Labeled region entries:
————

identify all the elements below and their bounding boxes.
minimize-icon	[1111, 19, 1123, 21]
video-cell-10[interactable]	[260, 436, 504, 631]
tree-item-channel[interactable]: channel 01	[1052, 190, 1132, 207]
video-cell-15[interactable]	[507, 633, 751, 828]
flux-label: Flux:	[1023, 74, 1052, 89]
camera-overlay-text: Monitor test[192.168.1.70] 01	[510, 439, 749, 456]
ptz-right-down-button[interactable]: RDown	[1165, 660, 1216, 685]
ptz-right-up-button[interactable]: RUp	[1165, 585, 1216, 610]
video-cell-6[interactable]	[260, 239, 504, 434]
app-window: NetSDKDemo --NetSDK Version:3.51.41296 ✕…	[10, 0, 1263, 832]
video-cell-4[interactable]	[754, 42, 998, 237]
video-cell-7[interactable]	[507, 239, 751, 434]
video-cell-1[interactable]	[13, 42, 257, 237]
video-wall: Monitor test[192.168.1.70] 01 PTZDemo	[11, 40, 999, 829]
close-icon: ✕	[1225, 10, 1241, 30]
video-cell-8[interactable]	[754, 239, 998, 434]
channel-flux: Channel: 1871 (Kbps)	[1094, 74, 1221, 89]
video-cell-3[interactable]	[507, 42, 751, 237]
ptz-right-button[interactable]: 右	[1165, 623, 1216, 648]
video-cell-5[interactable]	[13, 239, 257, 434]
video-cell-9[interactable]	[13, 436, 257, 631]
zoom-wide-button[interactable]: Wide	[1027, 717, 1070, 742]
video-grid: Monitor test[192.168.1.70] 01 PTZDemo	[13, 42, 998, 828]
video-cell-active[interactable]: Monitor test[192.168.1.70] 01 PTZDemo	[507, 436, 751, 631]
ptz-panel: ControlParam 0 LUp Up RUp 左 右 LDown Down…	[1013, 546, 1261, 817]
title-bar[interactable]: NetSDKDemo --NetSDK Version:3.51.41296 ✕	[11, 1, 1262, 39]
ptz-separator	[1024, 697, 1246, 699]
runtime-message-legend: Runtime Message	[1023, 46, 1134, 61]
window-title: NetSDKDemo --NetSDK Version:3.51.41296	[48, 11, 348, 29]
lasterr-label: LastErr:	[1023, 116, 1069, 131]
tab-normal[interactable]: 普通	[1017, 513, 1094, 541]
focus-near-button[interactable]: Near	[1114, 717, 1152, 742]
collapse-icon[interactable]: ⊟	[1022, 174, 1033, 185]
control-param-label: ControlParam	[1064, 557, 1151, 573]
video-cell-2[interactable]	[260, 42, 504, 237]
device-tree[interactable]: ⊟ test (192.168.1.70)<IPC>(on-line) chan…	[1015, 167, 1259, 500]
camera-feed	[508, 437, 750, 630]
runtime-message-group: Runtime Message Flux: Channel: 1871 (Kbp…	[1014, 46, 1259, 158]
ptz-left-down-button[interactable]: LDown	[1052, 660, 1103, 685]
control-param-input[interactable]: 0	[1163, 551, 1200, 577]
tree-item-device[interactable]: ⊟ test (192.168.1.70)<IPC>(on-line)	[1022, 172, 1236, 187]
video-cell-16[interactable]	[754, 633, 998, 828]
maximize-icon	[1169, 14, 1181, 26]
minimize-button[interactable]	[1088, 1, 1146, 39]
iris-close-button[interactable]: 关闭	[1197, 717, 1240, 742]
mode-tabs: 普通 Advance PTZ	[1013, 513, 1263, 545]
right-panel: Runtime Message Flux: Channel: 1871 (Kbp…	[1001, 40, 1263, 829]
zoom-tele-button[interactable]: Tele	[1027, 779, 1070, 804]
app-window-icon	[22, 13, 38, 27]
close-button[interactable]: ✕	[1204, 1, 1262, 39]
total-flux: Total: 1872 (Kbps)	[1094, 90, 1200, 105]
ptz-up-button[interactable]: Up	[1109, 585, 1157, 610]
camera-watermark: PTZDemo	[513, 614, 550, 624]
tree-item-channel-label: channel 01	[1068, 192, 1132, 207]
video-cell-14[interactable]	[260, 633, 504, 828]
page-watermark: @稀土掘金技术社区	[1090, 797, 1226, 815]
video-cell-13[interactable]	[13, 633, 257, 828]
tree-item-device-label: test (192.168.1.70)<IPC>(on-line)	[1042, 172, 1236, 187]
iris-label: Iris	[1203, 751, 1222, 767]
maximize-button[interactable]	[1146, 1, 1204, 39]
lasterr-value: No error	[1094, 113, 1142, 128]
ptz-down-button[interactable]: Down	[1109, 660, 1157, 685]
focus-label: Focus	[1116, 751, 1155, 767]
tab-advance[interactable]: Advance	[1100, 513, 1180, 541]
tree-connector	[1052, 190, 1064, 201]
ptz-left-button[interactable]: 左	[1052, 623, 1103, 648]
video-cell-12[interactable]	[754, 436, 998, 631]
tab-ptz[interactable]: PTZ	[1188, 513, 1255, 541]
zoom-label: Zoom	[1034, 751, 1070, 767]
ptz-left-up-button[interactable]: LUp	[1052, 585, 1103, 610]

————

INSTRUCTIONS FOR THE TASK: Copy the records word for word, from the first line through the line containing "633, 751, 828]".

RESULT FOR THIS EXERCISE:
identify all the elements below and their bounding boxes.
minimize-icon	[1111, 19, 1123, 21]
video-cell-10[interactable]	[260, 436, 504, 631]
tree-item-channel[interactable]: channel 01	[1052, 190, 1132, 207]
video-cell-15[interactable]	[507, 633, 751, 828]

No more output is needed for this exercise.